### AIM OF THE EXERCISE
Transcribe the entries that follow, word for word.

### Saved entries
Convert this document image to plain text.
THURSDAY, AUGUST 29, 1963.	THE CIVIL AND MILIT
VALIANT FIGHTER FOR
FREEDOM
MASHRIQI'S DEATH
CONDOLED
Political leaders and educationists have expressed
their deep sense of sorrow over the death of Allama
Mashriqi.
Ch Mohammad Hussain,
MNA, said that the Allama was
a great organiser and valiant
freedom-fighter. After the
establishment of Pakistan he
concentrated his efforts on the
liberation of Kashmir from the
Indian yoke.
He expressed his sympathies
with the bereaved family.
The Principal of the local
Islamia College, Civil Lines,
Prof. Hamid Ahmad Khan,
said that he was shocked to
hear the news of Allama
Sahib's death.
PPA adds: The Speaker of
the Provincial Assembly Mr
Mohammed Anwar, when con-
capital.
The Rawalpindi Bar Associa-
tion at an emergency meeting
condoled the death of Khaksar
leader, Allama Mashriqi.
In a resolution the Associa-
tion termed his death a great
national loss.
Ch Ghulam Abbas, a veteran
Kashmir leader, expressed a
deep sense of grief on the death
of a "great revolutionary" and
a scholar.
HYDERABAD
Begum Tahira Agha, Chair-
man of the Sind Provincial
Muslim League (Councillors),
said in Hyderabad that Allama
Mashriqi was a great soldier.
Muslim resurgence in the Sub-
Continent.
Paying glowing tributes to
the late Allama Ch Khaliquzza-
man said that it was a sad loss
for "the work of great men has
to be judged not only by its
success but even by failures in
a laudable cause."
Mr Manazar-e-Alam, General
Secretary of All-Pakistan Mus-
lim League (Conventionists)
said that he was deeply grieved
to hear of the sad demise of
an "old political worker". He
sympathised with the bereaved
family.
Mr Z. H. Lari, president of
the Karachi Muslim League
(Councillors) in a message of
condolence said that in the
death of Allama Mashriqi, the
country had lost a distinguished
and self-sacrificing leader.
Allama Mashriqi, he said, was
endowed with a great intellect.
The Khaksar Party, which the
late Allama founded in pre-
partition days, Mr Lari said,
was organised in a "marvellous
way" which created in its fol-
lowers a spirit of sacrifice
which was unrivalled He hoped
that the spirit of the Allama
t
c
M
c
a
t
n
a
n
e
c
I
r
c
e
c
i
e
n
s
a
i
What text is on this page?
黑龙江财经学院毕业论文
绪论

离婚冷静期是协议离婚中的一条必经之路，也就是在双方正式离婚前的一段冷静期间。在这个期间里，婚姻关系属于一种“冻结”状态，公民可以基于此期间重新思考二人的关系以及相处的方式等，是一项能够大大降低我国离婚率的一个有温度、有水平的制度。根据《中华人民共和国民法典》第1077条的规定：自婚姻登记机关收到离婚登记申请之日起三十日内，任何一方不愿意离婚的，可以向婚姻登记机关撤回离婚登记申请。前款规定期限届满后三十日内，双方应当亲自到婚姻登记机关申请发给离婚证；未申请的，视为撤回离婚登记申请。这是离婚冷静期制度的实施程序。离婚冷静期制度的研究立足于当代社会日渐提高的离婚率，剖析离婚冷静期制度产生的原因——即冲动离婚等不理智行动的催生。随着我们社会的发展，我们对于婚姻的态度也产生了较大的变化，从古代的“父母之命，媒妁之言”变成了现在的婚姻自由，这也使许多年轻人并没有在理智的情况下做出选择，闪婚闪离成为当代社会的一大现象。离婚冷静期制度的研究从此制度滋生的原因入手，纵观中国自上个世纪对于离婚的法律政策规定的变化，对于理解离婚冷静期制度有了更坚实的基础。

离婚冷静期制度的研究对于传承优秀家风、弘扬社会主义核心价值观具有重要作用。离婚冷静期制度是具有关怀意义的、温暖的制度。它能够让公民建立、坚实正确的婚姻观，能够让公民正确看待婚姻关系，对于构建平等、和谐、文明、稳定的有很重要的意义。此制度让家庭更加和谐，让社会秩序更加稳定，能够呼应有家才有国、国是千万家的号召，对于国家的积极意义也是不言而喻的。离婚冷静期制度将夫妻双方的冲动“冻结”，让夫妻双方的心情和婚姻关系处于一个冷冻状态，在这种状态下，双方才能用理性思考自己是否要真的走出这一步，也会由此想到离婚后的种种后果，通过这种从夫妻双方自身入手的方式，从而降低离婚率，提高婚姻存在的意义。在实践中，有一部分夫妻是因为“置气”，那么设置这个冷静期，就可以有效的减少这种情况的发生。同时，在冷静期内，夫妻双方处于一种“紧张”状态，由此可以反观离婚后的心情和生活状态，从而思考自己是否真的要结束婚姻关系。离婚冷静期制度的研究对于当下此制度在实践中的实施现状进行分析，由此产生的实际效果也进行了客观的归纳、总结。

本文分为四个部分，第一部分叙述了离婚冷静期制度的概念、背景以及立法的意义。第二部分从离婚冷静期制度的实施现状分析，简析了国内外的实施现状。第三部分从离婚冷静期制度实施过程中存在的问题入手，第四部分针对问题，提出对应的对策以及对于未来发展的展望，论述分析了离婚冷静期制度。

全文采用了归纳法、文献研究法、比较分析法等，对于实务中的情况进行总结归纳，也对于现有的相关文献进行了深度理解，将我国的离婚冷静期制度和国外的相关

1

### RESULT FOR THIS EXERCISE
Convert this document image to plain text.
THURSDAY, AUGUST 29, 1963.	THE CIVIL AND MILIT
VALIANT FIGHTER FOR
FREEDOM
MASHRIQI'S DEATH
CONDOLED
Political leaders and educationists have expressed
their deep sense of sorrow over the death of Allama
Mashriqi.
Ch Mohammad Hussain,
MNA, said that the Allama was
a great organiser and valiant
freedom-fighter. After the
establishment of Pakistan he
concentrated his efforts on the
liberation of Kashmir from the
Indian yoke.
He expressed his sympathies
with the bereaved family.
The Principal of the local
Islamia College, Civil Lines,
Prof. Hamid Ahmad Khan,
said that he was shocked to
hear the news of Allama
Sahib's death.
PPA adds: The Speaker of
the Provincial Assembly Mr
Mohammed Anwar, when con-
capital.
The Rawalpindi Bar Associa-
tion at an emergency meeting
condoled the death of Khaksar
leader, Allama Mashriqi.
In a resolution the Associa-
tion termed his death a great
national loss.
Ch Ghulam Abbas, a veteran
Kashmir leader, expressed a
deep sense of grief on the death
of a "great revolutionary" and
a scholar.
HYDERABAD
Begum Tahira Agha, Chair-
man of the Sind Provincial
Muslim League (Councillors),
said in Hyderabad that Allama
Mashriqi was a great soldier.
Muslim resurgence in the Sub-
Continent.
Paying glowing tributes to
the late Allama Ch Khaliquzza-
man said that it was a sad loss
for "the work of great men has
to be judged not only by its
success but even by failures in
a laudable cause."
Mr Manazar-e-Alam, General
Secretary of All-Pakistan Mus-
lim League (Conventionists)
said that he was deeply grieved
to hear of the sad demise of
an "old political worker". He
sympathised with the bereaved
family.
Mr Z. H. Lari, president of
the Karachi Muslim League
(Councillors) in a message of
condolence said that in the
death of Allama Mashriqi, the
country had lost a distinguished
and self-sacrificing leader.
Allama Mashriqi, he said, was
endowed with a great intellect.
The Khaksar Party, which the
late Allama founded in pre-
partition days, Mr Lari said,
was organised in a "marvellous
way" which created in its fol-
lowers a spirit of sacrifice
which was unrivalled He hoped
that the spirit of the Allama
t
c
M
c
a
t
n
a
n
e
c
I
r
c
e
c
i
e
n
s
a
i
What text is on this page?
黑龙江财经学院毕业论文
绪论

离婚冷静期是协议离婚中的一条必经之路，也就是在双方正式离婚前的一段冷静期间。在这个期间里，婚姻关系属于一种“冻结”状态，公民可以基于此期间重新思考二人的关系以及相处的方式等，是一项能够大大降低我国离婚率的一个有温度、有水平的制度。根据《中华人民共和国民法典》第1077条的规定：自婚姻登记机关收到离婚登记申请之日起三十日内，任何一方不愿意离婚的，可以向婚姻登记机关撤回离婚登记申请。前款规定期限届满后三十日内，双方应当亲自到婚姻登记机关申请发给离婚证；未申请的，视为撤回离婚登记申请。这是离婚冷静期制度的实施程序。离婚冷静期制度的研究立足于当代社会日渐提高的离婚率，剖析离婚冷静期制度产生的原因——即冲动离婚等不理智行动的催生。随着我们社会的发展，我们对于婚姻的态度也产生了较大的变化，从古代的“父母之命，媒妁之言”变成了现在的婚姻自由，这也使许多年轻人并没有在理智的情况下做出选择，闪婚闪离成为当代社会的一大现象。离婚冷静期制度的研究从此制度滋生的原因入手，纵观中国自上个世纪对于离婚的法律政策规定的变化，对于理解离婚冷静期制度有了更坚实的基础。

离婚冷静期制度的研究对于传承优秀家风、弘扬社会主义核心价值观具有重要作用。离婚冷静期制度是具有关怀意义的、温暖的制度。它能够让公民建立、坚实正确的婚姻观，能够让公民正确看待婚姻关系，对于构建平等、和谐、文明、稳定的有很重要的意义。此制度让家庭更加和谐，让社会秩序更加稳定，能够呼应有家才有国、国是千万家的号召，对于国家的积极意义也是不言而喻的。离婚冷静期制度将夫妻双方的冲动“冻结”，让夫妻双方的心情和婚姻关系处于一个冷冻状态，在这种状态下，双方才能用理性思考自己是否要真的走出这一步，也会由此想到离婚后的种种后果，通过这种从夫妻双方自身入手的方式，从而降低离婚率，提高婚姻存在的意义。在实践中，有一部分夫妻是因为“置气”，那么设置这个冷静期，就可以有效的减少这种情况的发生。同时，在冷静期内，夫妻双方处于一种“紧张”状态，由此可以反观离婚后的心情和生活状态，从而思考自己是否真的要结束婚姻关系。离婚冷静期制度的研究对于当下此制度在实践中的实施现状进行分析，由此产生的实际效果也进行了客观的归纳、总结。

本文分为四个部分，第一部分叙述了离婚冷静期制度的概念、背景以及立法的意义。第二部分从离婚冷静期制度的实施现状分析，简析了国内外的实施现状。第三部分从离婚冷静期制度实施过程中存在的问题入手，第四部分针对问题，提出对应的对策以及对于未来发展的展望，论述分析了离婚冷静期制度。

全文采用了归纳法、文献研究法、比较分析法等，对于实务中的情况进行总结归纳，也对于现有的相关文献进行了深度理解，将我国的离婚冷静期制度和国外的相关

1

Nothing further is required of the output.